Dataset listings of figures
______________________________

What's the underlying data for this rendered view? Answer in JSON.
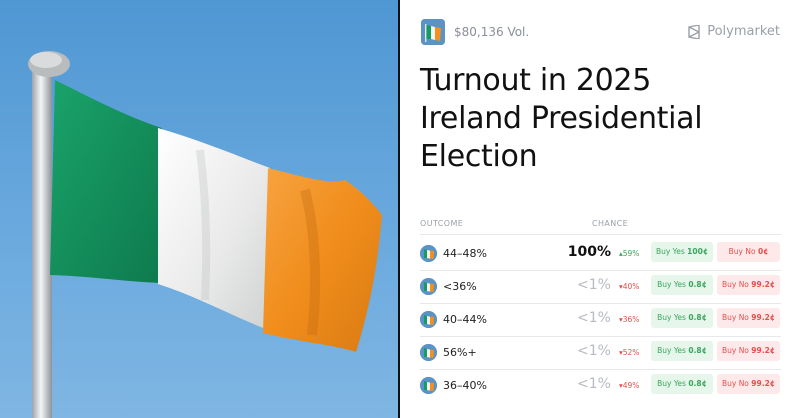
{
  "header": {
    "volume": "$80,136 Vol.",
    "brand": "Polymarket"
  },
  "market": {
    "title": "Turnout in 2025 Ireland Presidential Election"
  },
  "table": {
    "col_outcome": "OUTCOME",
    "col_chance": "CHANCE",
    "rows": [
      {
        "label": "44–48%",
        "chance": "100%",
        "change": "59%",
        "direction": "up",
        "buy_yes": "Buy Yes",
        "yes_price": "100¢",
        "buy_no": "Buy No",
        "no_price": "0¢"
      },
      {
        "label": "<36%",
        "chance": "<1%",
        "change": "40%",
        "direction": "down",
        "buy_yes": "Buy Yes",
        "yes_price": "0.8¢",
        "buy_no": "Buy No",
        "no_price": "99.2¢"
      },
      {
        "label": "40–44%",
        "chance": "<1%",
        "change": "36%",
        "direction": "down",
        "buy_yes": "Buy Yes",
        "yes_price": "0.8¢",
        "buy_no": "Buy No",
        "no_price": "99.2¢"
      },
      {
        "label": "56%+",
        "chance": "<1%",
        "change": "52%",
        "direction": "down",
        "buy_yes": "Buy Yes",
        "yes_price": "0.8¢",
        "buy_no": "Buy No",
        "no_price": "99.2¢"
      },
      {
        "label": "36–40%",
        "chance": "<1%",
        "change": "49%",
        "direction": "down",
        "buy_yes": "Buy Yes",
        "yes_price": "0.8¢",
        "buy_no": "Buy No",
        "no_price": "99.2¢"
      }
    ]
  },
  "colors": {
    "green": "#169b62",
    "white": "#f4f4f2",
    "orange": "#f3901f",
    "sky": "#5a9fd8",
    "up": "#3aa55d",
    "down": "#e2504c"
  },
  "icons": {
    "hero": "irish-flag-photo",
    "market": "irish-flag-thumbnail",
    "brand": "polymarket-logo-icon"
  }
}
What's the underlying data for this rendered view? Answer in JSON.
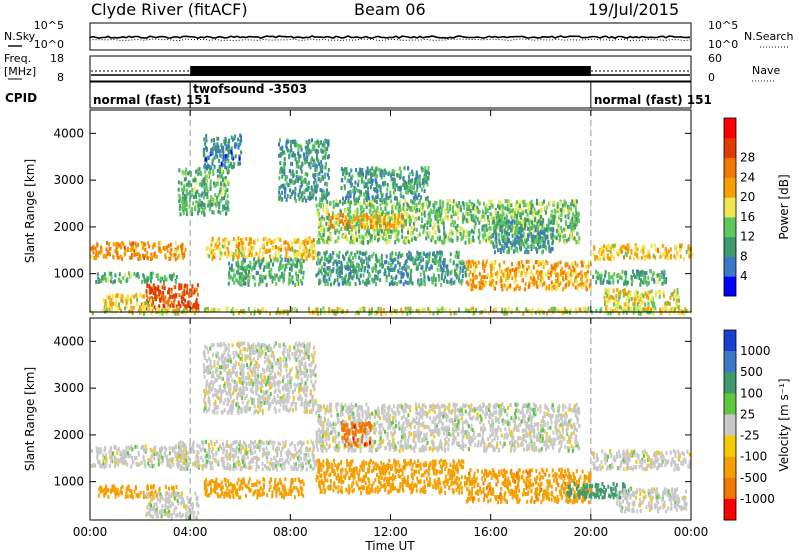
{
  "header": {
    "station": "Clyde River (fitACF)",
    "beam": "Beam 06",
    "date": "19/Jul/2015"
  },
  "top_panels": {
    "nsky_label": "N.Sky",
    "nsky_ticks": [
      "10^5",
      "10^0"
    ],
    "nsearch_label": "N.Search",
    "nsearch_ticks": [
      "10^5",
      "10^0"
    ],
    "freq_label_1": "Freq.",
    "freq_label_2": "[MHz]",
    "freq_ticks": [
      "18",
      "8"
    ],
    "nave_label": "Nave",
    "nave_ticks": [
      "60",
      "0"
    ],
    "cpid_label": "CPID"
  },
  "cpid_segments": [
    {
      "text": "normal (fast) 151",
      "start_h": 0,
      "end_h": 4
    },
    {
      "text": "twofsound -3503",
      "start_h": 4,
      "end_h": 20
    },
    {
      "text": "normal (fast) 151",
      "start_h": 20,
      "end_h": 24
    }
  ],
  "chart_data": [
    {
      "type": "heatmap",
      "panel": "power",
      "xlabel": "Time UT",
      "ylabel": "Slant Range [km]",
      "x_range_h": [
        0,
        24
      ],
      "xtick_labels": [
        "00:00",
        "04:00",
        "08:00",
        "12:00",
        "16:00",
        "20:00",
        "00:00"
      ],
      "ylim": [
        180,
        4500
      ],
      "yticks": [
        1000,
        2000,
        3000,
        4000
      ],
      "colorbar_label": "Power [dB]",
      "colorbar_ticks": [
        "4",
        "8",
        "12",
        "16",
        "20",
        "24",
        "28"
      ],
      "colorbar_colors": [
        "#0000ff",
        "#3c78c8",
        "#3e9b6e",
        "#5ec85e",
        "#f0e650",
        "#f5a000",
        "#f07800",
        "#e03c00",
        "#ff0000"
      ],
      "echo_regions": [
        {
          "t0": 0.0,
          "t1": 3.8,
          "r0": 1350,
          "r1": 1700,
          "level": 24
        },
        {
          "t0": 0.2,
          "t1": 3.5,
          "r0": 850,
          "r1": 1050,
          "level": 12
        },
        {
          "t0": 2.2,
          "t1": 4.3,
          "r0": 250,
          "r1": 800,
          "level": 30
        },
        {
          "t0": 0.5,
          "t1": 2.5,
          "r0": 300,
          "r1": 600,
          "level": 20
        },
        {
          "t0": 3.5,
          "t1": 5.5,
          "r0": 2300,
          "r1": 3300,
          "level": 12
        },
        {
          "t0": 4.5,
          "t1": 6.0,
          "r0": 3300,
          "r1": 4000,
          "level": 8
        },
        {
          "t0": 4.6,
          "t1": 9.0,
          "r0": 1350,
          "r1": 1800,
          "level": 20
        },
        {
          "t0": 5.5,
          "t1": 8.5,
          "r0": 800,
          "r1": 1350,
          "level": 12
        },
        {
          "t0": 7.5,
          "t1": 9.5,
          "r0": 2600,
          "r1": 3900,
          "level": 10
        },
        {
          "t0": 9.0,
          "t1": 19.5,
          "r0": 1700,
          "r1": 2600,
          "level": 14
        },
        {
          "t0": 9.5,
          "t1": 12.5,
          "r0": 2000,
          "r1": 2300,
          "level": 22
        },
        {
          "t0": 10.0,
          "t1": 13.5,
          "r0": 2600,
          "r1": 3300,
          "level": 10
        },
        {
          "t0": 9.0,
          "t1": 15.0,
          "r0": 800,
          "r1": 1500,
          "level": 10
        },
        {
          "t0": 15.0,
          "t1": 20.0,
          "r0": 700,
          "r1": 1300,
          "level": 22
        },
        {
          "t0": 16.0,
          "t1": 18.5,
          "r0": 1500,
          "r1": 2200,
          "level": 10
        },
        {
          "t0": 20.0,
          "t1": 24.0,
          "r0": 1350,
          "r1": 1650,
          "level": 20
        },
        {
          "t0": 20.0,
          "t1": 23.0,
          "r0": 800,
          "r1": 1100,
          "level": 12
        },
        {
          "t0": 20.5,
          "t1": 23.5,
          "r0": 250,
          "r1": 700,
          "level": 18
        },
        {
          "t0": 0.0,
          "t1": 24.0,
          "r0": 180,
          "r1": 300,
          "level": 18
        }
      ]
    },
    {
      "type": "heatmap",
      "panel": "velocity",
      "xlabel": "Time UT",
      "ylabel": "Slant Range [km]",
      "x_range_h": [
        0,
        24
      ],
      "xtick_labels": [
        "00:00",
        "04:00",
        "08:00",
        "12:00",
        "16:00",
        "20:00",
        "00:00"
      ],
      "ylim": [
        180,
        4500
      ],
      "yticks": [
        1000,
        2000,
        3000,
        4000
      ],
      "colorbar_label": "Velocity [m s⁻¹]",
      "colorbar_ticks": [
        "1000",
        "500",
        "100",
        "25",
        "-25",
        "-100",
        "-500",
        "-1000"
      ],
      "colorbar_colors": [
        "#1a3fd0",
        "#3c78c8",
        "#3e9b6e",
        "#5ec83c",
        "#c8c8c8",
        "#f5c800",
        "#f5a000",
        "#f07800",
        "#ff0000"
      ],
      "echo_regions": [
        {
          "t0": 0.0,
          "t1": 3.8,
          "r0": 1350,
          "r1": 1800,
          "level": 0
        },
        {
          "t0": 0.3,
          "t1": 3.5,
          "r0": 700,
          "r1": 950,
          "level": -150
        },
        {
          "t0": 2.2,
          "t1": 4.3,
          "r0": 250,
          "r1": 800,
          "level": 0
        },
        {
          "t0": 3.5,
          "t1": 9.0,
          "r0": 1300,
          "r1": 1900,
          "level": 0
        },
        {
          "t0": 4.5,
          "t1": 8.5,
          "r0": 700,
          "r1": 1100,
          "level": -150
        },
        {
          "t0": 4.5,
          "t1": 9.0,
          "r0": 2500,
          "r1": 4000,
          "level": 0
        },
        {
          "t0": 9.0,
          "t1": 19.5,
          "r0": 1700,
          "r1": 2700,
          "level": 0
        },
        {
          "t0": 10.0,
          "t1": 11.2,
          "r0": 1800,
          "r1": 2300,
          "level": -800
        },
        {
          "t0": 9.0,
          "t1": 15.0,
          "r0": 800,
          "r1": 1500,
          "level": -150
        },
        {
          "t0": 15.0,
          "t1": 20.0,
          "r0": 600,
          "r1": 1300,
          "level": -400
        },
        {
          "t0": 19.0,
          "t1": 21.5,
          "r0": 700,
          "r1": 1000,
          "level": 150
        },
        {
          "t0": 20.0,
          "t1": 24.0,
          "r0": 1300,
          "r1": 1700,
          "level": 0
        },
        {
          "t0": 21.0,
          "t1": 23.8,
          "r0": 400,
          "r1": 900,
          "level": 0
        }
      ]
    }
  ]
}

______________________________

WRITTEN EXERCISE
From the data, pick out every line that includes "brand".

RESPONSE
    "brand": "Polymarket"
    "brand": "polymarket-logo-icon"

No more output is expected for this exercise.